BEGIN GIVEN INFORMATION

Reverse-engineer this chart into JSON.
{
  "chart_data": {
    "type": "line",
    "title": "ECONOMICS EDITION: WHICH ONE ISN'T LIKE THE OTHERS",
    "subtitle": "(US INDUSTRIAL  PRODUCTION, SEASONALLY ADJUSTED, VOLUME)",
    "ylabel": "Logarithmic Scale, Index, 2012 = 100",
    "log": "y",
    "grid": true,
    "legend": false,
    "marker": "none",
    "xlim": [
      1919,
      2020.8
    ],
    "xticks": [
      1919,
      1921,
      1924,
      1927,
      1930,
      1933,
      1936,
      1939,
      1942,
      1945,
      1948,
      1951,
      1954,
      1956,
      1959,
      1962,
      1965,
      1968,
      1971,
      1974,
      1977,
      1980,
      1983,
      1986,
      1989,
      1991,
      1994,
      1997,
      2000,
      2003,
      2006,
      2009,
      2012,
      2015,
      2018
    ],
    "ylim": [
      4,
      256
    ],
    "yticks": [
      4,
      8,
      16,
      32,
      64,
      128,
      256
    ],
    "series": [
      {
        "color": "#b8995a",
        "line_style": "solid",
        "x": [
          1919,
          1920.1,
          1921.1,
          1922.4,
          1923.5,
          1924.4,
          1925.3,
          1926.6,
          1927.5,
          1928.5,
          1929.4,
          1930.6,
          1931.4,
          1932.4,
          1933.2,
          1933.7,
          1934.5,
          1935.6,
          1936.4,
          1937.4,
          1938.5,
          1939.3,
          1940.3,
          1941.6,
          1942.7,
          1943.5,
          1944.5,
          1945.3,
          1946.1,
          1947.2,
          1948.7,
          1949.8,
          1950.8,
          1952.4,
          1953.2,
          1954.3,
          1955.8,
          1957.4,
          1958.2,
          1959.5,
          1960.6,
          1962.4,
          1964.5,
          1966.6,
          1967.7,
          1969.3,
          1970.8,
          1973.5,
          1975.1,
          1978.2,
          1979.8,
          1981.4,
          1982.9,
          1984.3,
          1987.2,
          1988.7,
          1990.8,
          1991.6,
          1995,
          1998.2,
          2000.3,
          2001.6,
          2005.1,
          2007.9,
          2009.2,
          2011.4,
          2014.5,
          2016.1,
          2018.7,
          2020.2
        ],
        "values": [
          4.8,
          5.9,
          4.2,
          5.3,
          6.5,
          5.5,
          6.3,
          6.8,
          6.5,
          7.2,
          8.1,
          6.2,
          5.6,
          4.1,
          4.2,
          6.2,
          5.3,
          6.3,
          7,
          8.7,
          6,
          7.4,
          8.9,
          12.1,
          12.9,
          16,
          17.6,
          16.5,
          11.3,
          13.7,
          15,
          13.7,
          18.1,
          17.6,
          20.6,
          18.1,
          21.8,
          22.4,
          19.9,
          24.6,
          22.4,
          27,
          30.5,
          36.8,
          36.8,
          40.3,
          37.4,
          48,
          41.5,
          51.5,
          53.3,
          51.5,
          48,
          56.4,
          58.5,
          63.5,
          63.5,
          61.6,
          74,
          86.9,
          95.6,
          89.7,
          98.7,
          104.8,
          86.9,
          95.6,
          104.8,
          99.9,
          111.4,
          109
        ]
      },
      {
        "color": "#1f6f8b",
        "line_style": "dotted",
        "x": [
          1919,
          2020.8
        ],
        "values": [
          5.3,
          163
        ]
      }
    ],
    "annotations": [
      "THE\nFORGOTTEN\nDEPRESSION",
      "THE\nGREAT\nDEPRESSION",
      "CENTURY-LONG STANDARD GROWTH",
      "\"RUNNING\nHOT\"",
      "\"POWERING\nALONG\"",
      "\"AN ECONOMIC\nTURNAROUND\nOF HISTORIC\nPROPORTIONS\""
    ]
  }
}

END GIVEN INFORMATION

## PROBLEM REQUIREMENTS
Above are entries; state the number of lines among them that contain "nDEPRESSION", and nothing else.

## ANSWER TO THE PROBLEM
2